Your answer must be every line of the data that holds the string "article".

(Dataset rows for document pages)

+ + +

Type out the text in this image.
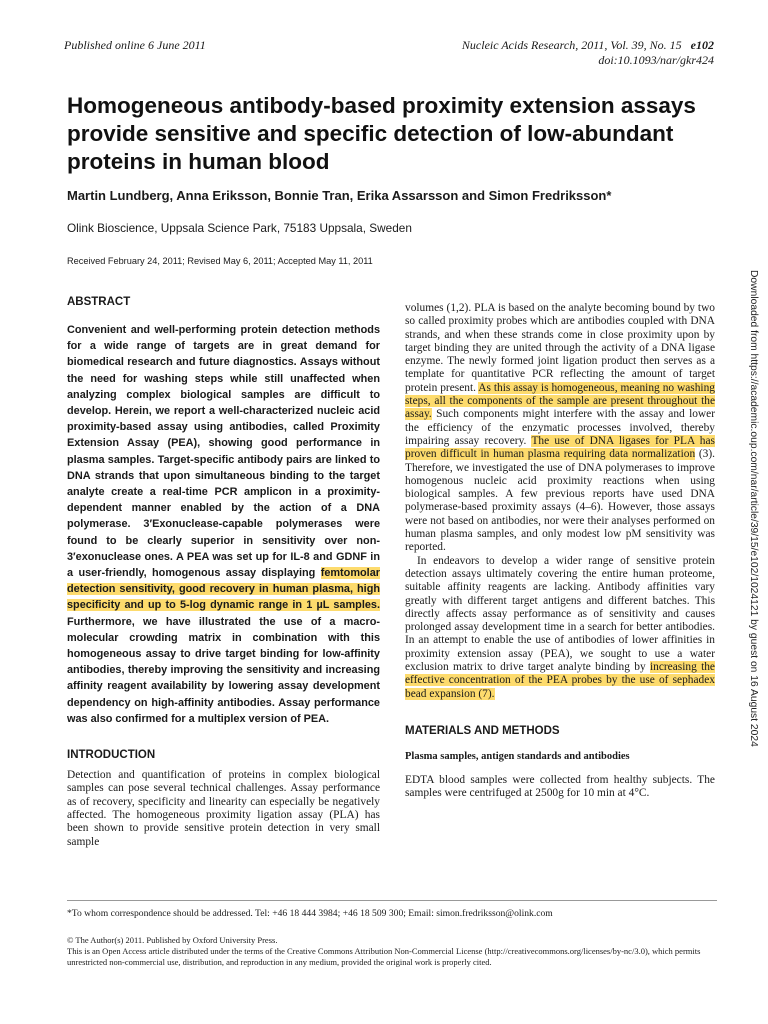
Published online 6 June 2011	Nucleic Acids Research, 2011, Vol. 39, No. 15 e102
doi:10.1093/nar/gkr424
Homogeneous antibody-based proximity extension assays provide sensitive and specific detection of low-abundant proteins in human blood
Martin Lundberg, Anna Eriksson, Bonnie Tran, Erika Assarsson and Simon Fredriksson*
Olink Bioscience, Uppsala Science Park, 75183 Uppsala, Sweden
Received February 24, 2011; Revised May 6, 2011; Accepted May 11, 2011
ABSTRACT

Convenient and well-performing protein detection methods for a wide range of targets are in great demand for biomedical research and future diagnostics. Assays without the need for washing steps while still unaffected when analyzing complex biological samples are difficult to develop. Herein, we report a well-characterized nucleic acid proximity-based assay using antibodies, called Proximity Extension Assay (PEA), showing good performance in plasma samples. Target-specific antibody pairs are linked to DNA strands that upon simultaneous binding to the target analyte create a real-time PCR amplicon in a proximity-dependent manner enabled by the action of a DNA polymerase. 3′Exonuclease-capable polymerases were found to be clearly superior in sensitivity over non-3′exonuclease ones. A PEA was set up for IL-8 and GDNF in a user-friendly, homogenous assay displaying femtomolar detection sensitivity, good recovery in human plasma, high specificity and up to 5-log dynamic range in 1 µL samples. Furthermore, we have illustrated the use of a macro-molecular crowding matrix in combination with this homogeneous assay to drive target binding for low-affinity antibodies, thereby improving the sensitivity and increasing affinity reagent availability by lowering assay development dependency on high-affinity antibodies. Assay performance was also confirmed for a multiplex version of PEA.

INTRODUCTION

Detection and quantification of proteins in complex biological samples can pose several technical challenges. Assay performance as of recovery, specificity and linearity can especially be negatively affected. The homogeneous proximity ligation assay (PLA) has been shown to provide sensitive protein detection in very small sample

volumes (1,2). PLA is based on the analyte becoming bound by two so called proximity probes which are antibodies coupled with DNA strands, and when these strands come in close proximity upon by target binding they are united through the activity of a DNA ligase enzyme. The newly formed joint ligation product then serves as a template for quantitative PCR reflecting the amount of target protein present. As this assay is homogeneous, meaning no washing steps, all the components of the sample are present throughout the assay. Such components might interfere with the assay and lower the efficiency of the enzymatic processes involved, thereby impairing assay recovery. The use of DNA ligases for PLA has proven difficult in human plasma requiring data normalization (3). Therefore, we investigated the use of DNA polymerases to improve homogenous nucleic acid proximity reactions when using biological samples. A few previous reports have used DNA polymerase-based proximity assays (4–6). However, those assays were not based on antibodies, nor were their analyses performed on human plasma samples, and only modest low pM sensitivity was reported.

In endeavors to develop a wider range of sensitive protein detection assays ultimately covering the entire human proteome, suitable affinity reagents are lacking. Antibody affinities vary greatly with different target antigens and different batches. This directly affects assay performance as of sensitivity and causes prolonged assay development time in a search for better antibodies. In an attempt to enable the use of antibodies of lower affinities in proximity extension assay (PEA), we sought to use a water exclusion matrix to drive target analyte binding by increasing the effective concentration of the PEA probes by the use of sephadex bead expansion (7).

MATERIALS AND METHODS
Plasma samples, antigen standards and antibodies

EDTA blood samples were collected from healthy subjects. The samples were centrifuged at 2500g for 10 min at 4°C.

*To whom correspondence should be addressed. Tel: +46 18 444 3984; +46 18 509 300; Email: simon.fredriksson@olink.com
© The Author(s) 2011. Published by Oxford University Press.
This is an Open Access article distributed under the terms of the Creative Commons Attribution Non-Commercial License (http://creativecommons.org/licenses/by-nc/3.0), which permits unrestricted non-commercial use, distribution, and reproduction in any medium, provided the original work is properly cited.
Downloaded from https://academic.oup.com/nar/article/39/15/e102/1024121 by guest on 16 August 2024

+ + +

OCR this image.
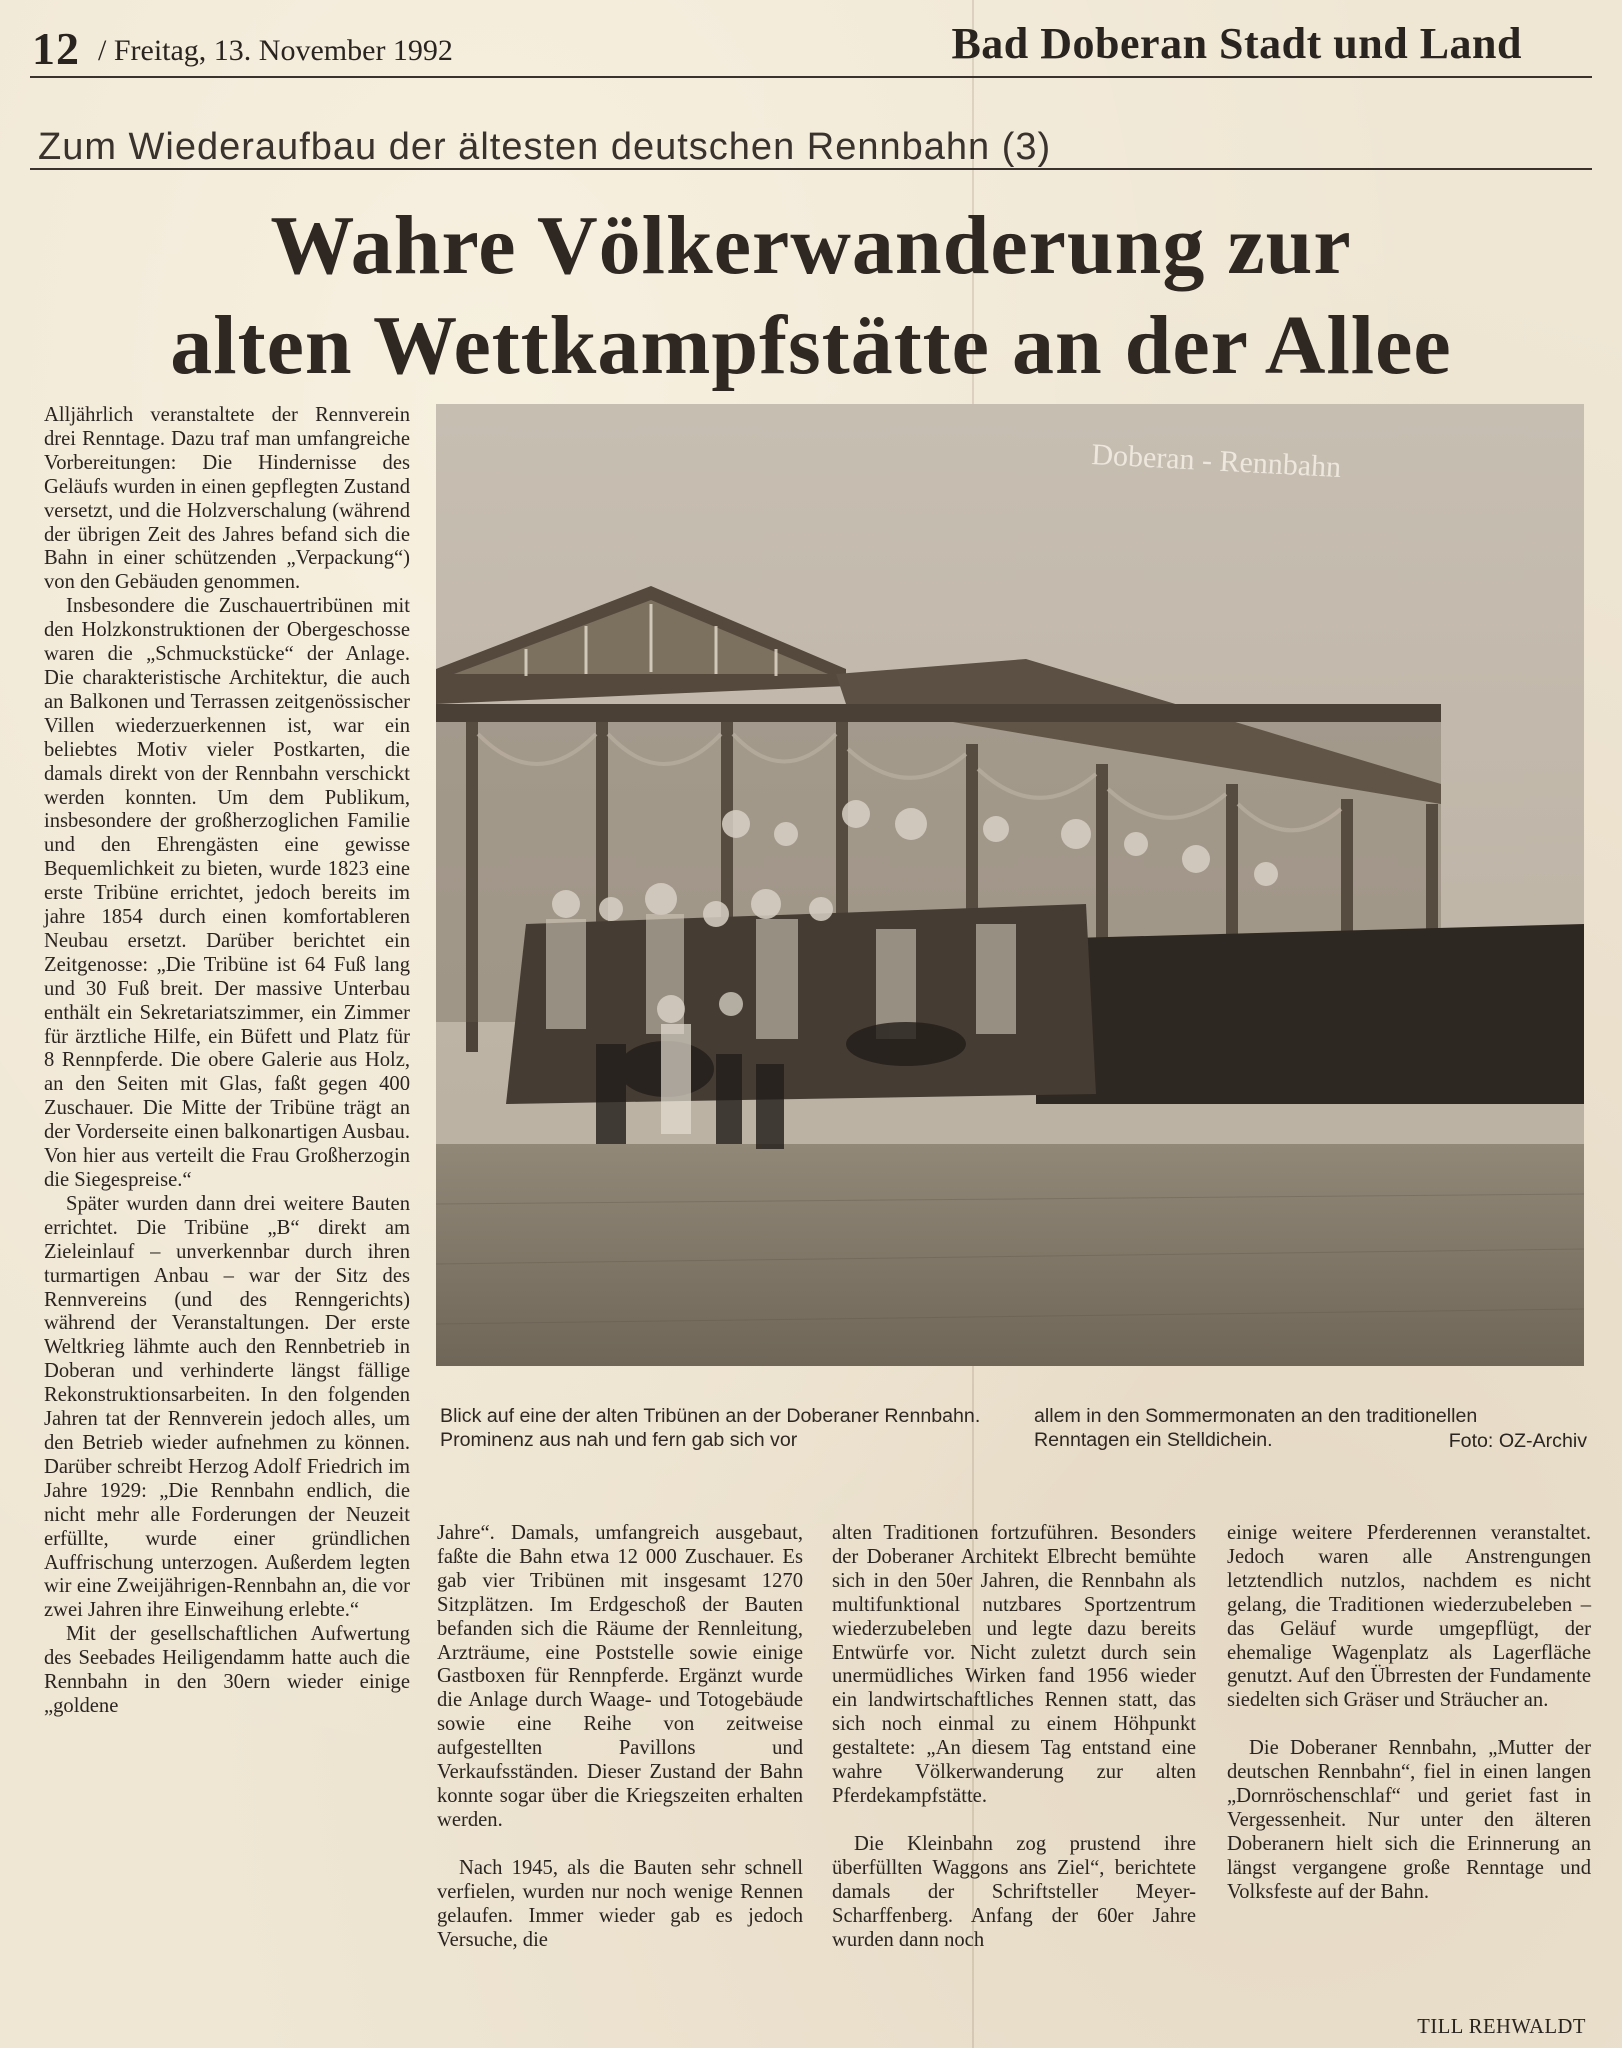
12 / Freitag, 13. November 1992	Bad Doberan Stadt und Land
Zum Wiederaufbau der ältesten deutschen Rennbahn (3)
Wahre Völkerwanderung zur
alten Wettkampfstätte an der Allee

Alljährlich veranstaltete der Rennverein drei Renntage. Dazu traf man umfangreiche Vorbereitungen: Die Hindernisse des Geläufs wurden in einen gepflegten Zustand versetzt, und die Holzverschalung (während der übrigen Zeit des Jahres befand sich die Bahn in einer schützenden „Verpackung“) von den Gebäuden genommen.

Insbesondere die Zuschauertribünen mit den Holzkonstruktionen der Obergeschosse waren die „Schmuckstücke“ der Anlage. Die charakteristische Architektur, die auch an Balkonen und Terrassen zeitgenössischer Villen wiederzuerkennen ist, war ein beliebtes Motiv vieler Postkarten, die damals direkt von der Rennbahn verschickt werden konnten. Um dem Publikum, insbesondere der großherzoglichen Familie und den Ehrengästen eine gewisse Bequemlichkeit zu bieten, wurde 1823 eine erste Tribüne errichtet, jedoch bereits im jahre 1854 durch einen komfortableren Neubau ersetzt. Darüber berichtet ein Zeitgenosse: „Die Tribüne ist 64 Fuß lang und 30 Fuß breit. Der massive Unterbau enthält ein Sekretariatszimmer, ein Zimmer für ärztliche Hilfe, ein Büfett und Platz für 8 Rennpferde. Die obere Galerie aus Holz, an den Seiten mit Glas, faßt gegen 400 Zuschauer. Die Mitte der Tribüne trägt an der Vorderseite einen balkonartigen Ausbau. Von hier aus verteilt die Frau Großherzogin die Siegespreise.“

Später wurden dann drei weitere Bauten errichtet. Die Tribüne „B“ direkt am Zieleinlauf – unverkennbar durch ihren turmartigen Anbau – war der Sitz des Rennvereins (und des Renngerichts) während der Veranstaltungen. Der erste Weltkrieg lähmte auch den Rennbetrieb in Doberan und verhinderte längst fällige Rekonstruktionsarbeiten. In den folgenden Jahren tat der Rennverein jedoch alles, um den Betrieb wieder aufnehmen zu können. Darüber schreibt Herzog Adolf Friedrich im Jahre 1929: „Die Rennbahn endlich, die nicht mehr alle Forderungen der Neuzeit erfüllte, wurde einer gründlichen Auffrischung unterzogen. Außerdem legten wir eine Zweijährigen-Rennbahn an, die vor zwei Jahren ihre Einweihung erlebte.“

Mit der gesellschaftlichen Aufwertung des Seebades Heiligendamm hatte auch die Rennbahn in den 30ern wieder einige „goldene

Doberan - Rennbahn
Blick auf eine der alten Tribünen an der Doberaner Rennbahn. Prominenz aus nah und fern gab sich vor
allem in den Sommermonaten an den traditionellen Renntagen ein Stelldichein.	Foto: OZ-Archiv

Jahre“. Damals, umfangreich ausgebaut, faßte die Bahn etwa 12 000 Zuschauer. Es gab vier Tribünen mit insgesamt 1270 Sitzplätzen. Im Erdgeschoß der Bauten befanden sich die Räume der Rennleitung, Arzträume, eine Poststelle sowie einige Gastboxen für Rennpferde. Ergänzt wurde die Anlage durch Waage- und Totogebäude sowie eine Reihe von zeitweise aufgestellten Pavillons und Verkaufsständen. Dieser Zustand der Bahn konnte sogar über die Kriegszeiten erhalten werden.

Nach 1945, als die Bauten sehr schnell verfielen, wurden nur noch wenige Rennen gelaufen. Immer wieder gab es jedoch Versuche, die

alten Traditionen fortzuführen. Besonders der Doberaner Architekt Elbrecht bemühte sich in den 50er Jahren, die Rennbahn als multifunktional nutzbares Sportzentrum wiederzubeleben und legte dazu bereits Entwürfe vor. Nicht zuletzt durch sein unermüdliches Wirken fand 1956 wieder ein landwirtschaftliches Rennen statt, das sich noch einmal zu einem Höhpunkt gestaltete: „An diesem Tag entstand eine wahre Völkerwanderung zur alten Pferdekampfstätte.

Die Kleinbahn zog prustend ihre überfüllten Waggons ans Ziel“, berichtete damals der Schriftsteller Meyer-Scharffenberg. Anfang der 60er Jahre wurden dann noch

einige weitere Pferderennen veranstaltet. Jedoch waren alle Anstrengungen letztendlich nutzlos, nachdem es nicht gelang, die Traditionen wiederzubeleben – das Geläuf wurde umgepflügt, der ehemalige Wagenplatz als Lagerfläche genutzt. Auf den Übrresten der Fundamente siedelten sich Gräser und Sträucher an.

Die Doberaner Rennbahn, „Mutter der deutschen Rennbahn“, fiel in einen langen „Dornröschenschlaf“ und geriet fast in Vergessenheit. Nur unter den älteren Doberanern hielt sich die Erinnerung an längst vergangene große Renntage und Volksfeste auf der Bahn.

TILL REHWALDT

+ + +

**Task response**
This is an Open Access article distributed under the terms of the Creative Commons Attribution Non-Commercial License (http://creativecommons.org/licenses/by-nc/3.0), which permits unrestricted non-commercial use, distribution, and reproduction in any medium, provided the original work is properly cited.
Downloaded from https://academic.oup.com/nar/article/39/15/e102/1024121 by guest on 16 August 2024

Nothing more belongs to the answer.